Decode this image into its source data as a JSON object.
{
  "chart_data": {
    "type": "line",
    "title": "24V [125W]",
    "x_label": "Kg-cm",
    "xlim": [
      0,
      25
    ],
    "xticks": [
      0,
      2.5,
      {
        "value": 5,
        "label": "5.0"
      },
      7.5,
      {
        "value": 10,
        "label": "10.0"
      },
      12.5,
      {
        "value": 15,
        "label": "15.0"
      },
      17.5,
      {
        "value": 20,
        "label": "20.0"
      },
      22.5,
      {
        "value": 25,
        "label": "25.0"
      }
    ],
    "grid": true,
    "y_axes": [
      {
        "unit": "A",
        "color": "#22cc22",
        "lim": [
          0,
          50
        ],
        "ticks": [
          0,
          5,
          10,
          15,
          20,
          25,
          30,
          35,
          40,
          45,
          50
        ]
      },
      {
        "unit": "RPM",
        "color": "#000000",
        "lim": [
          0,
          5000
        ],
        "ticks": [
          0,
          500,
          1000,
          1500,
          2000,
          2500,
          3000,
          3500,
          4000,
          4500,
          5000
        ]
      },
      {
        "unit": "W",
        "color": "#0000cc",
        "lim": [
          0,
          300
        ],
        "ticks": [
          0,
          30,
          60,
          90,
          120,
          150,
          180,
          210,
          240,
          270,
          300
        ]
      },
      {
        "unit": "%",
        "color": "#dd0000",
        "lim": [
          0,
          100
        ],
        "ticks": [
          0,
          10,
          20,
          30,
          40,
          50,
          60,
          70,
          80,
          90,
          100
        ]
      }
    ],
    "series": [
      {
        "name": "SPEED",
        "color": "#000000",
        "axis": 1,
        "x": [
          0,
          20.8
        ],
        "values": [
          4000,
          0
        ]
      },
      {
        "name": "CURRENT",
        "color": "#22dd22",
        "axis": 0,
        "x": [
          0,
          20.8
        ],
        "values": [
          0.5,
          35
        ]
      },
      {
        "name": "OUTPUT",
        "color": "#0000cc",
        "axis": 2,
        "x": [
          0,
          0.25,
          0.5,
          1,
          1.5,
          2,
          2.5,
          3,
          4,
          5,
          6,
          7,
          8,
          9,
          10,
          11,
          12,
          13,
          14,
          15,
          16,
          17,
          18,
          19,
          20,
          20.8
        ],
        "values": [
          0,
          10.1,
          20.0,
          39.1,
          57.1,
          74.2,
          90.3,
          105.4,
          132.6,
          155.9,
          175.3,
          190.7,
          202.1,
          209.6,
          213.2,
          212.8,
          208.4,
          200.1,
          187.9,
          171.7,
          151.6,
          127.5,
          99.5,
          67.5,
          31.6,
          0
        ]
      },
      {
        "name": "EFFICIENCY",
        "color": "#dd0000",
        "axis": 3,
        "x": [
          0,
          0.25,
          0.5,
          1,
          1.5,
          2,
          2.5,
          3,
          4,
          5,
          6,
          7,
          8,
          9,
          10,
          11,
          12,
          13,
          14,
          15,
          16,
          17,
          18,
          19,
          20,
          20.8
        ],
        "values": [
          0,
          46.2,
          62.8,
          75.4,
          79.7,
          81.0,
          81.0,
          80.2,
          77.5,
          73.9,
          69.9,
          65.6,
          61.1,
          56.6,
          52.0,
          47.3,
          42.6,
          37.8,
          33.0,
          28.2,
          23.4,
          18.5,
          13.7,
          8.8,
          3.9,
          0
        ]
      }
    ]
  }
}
++++++
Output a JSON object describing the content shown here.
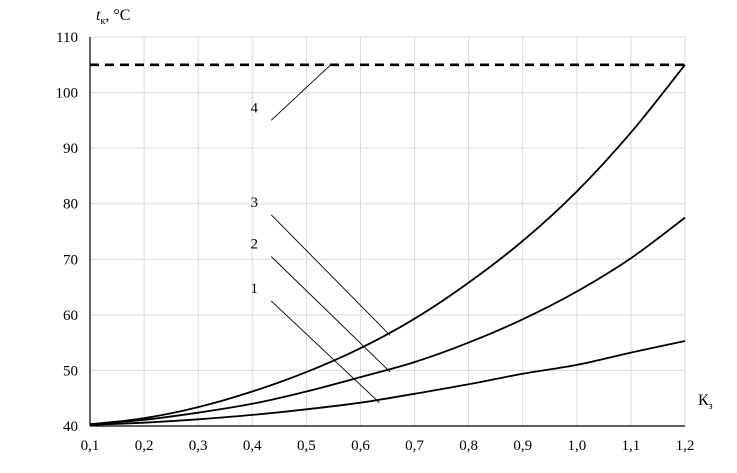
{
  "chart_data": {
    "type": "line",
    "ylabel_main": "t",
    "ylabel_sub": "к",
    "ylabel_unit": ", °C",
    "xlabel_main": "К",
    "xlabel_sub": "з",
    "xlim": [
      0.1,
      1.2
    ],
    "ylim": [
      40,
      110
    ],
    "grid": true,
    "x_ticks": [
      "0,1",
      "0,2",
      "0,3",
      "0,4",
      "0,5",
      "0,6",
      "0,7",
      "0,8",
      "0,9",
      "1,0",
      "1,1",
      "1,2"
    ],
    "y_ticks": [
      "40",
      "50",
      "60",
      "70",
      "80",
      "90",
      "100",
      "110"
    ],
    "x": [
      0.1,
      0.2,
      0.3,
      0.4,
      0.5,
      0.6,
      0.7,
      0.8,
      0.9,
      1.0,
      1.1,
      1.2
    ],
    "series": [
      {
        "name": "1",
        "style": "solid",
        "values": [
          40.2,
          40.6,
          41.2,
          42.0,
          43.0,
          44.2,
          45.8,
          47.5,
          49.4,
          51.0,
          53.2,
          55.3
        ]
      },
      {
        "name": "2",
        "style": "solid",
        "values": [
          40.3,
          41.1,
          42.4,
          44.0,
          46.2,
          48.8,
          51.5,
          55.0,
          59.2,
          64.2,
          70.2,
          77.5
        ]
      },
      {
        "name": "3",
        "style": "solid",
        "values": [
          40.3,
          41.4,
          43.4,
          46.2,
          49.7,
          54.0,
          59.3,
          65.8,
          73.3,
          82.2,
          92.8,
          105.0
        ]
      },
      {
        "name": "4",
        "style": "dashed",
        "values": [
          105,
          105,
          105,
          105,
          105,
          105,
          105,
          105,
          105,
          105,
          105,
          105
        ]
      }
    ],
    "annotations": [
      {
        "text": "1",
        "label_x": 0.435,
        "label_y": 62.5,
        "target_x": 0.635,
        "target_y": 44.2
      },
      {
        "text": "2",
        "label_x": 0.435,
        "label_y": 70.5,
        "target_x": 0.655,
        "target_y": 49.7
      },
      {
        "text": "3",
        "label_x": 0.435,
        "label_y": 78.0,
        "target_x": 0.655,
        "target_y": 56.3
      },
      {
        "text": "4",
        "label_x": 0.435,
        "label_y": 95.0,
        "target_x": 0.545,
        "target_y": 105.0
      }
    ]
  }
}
++++++
What is needed. Count the lines in the records above that contain the word "object", and give only the number.

Task result. 2